[Source records]
● ● ●
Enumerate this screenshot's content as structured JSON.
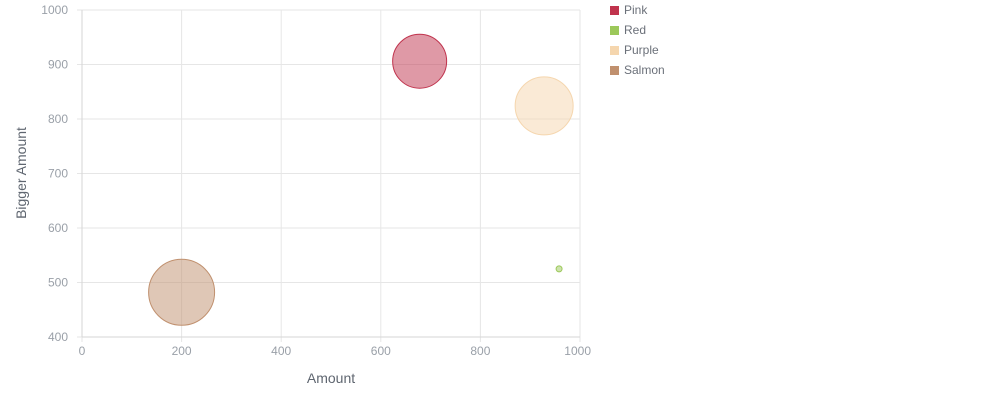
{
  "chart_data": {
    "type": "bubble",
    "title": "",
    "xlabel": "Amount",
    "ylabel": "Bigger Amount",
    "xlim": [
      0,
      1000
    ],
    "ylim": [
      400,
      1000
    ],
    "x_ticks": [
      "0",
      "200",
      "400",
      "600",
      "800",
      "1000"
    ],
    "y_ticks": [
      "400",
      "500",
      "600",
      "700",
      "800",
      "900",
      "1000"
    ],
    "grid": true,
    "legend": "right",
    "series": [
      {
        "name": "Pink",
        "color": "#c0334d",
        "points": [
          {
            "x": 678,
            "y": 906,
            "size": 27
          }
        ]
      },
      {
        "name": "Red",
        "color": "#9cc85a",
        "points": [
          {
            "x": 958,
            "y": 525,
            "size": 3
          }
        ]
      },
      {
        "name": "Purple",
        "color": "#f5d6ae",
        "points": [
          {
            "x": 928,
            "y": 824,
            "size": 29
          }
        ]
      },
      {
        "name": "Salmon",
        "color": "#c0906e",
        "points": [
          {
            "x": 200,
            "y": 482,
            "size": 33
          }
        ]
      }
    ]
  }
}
● ● ●
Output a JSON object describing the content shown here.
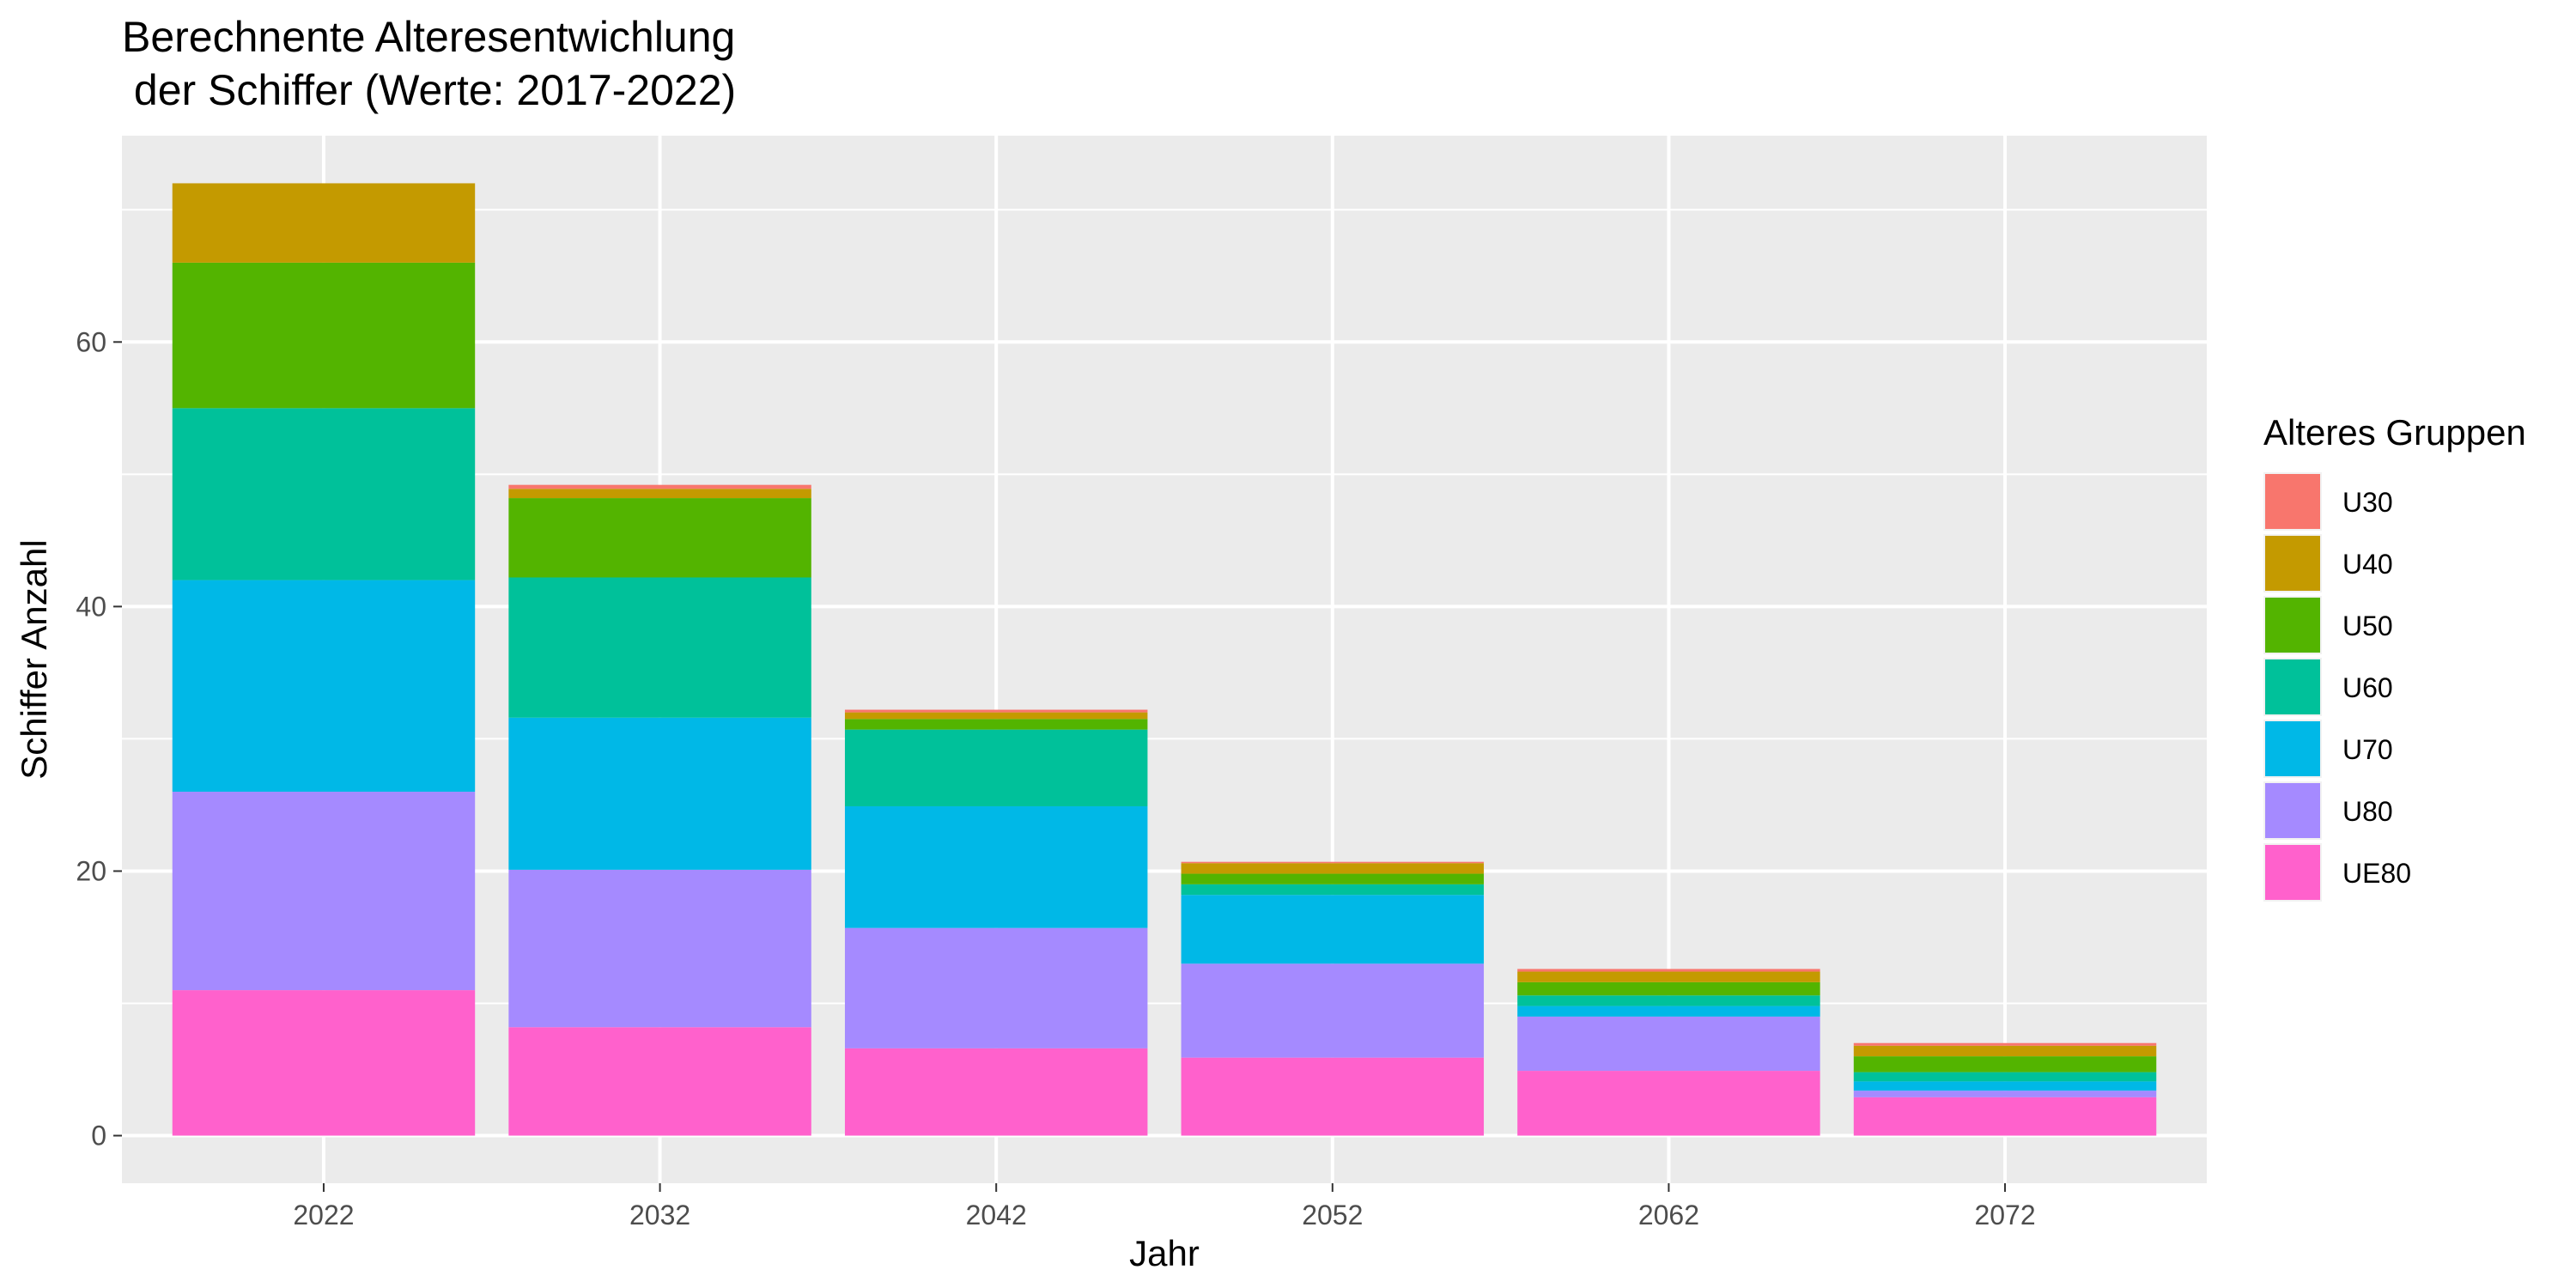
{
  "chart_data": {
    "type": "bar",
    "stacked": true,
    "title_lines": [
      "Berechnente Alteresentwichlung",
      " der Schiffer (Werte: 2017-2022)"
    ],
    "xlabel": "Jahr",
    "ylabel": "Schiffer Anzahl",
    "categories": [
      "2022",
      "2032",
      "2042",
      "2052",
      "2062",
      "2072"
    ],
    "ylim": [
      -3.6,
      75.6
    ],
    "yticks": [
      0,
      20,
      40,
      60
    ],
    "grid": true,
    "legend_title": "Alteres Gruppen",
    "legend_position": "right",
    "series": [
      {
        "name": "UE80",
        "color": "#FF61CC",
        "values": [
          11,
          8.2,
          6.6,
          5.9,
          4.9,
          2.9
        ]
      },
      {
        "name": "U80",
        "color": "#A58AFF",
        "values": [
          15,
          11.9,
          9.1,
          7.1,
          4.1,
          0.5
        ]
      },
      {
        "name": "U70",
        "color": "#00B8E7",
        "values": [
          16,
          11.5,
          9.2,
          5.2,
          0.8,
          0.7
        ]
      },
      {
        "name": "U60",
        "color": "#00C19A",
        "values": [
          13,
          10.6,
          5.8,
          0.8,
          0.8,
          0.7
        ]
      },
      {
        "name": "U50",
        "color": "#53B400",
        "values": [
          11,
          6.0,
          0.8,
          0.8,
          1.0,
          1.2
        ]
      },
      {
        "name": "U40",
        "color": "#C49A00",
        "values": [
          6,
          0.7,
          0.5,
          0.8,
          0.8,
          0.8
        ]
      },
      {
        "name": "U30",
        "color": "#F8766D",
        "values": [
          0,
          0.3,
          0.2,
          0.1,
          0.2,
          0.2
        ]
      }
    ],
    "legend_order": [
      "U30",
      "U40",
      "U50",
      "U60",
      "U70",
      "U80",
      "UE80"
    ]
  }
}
● ● ●
**Description of the task:** Using the records above, copy each line that contains "Schiffer".

**Result of this exercise:**
      " der Schiffer (Werte: 2017-2022)"
    "ylabel": "Schiffer Anzahl",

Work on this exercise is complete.